Goal: In the records below, tally every line containing "JSON". Report only the total.

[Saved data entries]
>>

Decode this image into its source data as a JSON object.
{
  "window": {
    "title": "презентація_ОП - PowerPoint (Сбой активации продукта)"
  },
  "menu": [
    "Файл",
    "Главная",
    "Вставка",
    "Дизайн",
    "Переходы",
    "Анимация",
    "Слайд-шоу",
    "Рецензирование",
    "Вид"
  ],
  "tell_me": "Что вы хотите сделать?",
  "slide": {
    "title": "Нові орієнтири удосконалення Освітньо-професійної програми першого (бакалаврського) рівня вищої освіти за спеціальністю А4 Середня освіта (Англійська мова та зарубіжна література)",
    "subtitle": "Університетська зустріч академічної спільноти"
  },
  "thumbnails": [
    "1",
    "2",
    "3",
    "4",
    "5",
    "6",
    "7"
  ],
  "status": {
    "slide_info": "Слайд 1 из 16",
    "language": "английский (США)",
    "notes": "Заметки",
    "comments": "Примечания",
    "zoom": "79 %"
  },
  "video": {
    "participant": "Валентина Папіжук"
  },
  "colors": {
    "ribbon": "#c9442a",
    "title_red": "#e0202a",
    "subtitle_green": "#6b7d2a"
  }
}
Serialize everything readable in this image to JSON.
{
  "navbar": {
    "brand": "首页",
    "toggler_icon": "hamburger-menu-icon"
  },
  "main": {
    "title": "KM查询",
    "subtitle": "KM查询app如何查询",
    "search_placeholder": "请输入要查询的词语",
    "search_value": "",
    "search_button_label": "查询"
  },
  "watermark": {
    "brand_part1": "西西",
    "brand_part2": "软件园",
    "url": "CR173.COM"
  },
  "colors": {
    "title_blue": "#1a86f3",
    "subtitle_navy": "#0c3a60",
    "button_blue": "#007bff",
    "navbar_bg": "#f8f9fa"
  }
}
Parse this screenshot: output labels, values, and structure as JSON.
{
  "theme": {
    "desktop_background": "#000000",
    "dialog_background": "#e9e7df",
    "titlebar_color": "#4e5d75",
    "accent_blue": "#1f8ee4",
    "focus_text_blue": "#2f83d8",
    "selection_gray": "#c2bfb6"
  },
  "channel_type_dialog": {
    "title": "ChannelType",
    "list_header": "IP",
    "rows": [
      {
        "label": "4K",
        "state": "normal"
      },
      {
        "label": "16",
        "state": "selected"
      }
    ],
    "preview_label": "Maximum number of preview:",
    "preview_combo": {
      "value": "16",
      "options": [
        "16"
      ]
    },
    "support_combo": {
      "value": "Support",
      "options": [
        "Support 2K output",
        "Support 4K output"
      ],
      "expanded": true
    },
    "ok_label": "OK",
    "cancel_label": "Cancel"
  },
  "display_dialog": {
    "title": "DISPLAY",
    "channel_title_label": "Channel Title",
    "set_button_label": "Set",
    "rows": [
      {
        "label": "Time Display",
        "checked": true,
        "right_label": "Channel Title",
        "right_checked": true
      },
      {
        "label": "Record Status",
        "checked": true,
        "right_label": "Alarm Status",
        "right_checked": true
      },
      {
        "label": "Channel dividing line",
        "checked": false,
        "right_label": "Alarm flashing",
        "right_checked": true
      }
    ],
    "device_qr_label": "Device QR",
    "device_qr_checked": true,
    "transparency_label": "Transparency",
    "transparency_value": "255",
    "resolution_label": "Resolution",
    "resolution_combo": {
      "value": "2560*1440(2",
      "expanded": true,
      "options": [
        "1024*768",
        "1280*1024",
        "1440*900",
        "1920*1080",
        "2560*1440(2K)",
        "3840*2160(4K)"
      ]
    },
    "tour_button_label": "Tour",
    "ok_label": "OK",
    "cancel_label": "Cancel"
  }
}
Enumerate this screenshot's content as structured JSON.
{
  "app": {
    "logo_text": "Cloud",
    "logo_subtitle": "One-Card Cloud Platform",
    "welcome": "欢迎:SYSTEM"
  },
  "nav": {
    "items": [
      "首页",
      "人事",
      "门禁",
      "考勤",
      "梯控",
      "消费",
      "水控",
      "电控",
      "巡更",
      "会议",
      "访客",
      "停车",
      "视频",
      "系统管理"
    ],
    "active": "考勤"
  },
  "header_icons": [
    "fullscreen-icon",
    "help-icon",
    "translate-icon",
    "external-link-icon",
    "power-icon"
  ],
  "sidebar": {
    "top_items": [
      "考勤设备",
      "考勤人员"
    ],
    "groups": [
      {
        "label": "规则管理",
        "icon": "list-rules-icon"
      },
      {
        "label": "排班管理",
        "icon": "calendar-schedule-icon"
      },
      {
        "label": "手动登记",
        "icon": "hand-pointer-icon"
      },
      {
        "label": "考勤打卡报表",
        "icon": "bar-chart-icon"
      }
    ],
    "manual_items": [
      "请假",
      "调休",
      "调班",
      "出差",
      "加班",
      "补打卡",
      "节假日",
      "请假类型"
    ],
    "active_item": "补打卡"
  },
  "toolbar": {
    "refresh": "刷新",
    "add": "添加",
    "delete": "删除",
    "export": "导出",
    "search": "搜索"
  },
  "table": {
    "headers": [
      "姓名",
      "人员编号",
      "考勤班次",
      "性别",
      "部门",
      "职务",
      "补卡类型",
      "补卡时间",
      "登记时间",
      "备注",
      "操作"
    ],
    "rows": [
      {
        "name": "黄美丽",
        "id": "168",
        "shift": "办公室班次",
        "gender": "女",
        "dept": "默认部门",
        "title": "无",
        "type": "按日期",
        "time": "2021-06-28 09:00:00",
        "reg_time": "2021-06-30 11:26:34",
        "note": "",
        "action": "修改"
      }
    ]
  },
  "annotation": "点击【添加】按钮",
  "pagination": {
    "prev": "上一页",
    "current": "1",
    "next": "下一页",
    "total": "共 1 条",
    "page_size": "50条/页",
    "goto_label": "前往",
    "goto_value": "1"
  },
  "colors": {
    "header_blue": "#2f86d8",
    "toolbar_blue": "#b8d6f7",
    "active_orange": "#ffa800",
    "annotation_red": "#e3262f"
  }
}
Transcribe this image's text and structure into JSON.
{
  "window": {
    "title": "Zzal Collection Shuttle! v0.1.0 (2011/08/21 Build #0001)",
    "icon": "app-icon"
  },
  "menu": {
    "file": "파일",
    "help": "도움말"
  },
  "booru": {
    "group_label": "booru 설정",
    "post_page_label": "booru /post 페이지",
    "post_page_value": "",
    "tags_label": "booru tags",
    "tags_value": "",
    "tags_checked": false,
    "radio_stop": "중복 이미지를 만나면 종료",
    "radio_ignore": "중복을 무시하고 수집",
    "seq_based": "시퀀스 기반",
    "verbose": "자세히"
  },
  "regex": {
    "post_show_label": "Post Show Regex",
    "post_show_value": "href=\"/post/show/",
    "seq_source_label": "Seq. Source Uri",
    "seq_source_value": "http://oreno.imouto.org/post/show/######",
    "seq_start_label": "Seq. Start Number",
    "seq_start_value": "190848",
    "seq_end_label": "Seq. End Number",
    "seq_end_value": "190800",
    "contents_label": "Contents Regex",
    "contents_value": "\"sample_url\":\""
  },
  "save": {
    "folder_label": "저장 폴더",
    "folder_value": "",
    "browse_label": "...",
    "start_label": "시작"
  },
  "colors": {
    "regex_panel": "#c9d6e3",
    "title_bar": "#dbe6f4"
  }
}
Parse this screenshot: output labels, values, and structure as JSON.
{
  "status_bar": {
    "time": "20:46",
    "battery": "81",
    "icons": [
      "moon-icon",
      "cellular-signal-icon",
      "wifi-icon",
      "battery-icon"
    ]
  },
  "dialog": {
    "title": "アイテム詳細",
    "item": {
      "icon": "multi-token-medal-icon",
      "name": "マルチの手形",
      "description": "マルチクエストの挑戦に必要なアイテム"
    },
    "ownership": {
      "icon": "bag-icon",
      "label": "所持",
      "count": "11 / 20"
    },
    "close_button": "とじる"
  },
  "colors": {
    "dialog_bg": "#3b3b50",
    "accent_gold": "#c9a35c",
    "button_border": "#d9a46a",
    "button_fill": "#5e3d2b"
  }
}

<<

Task solution: 6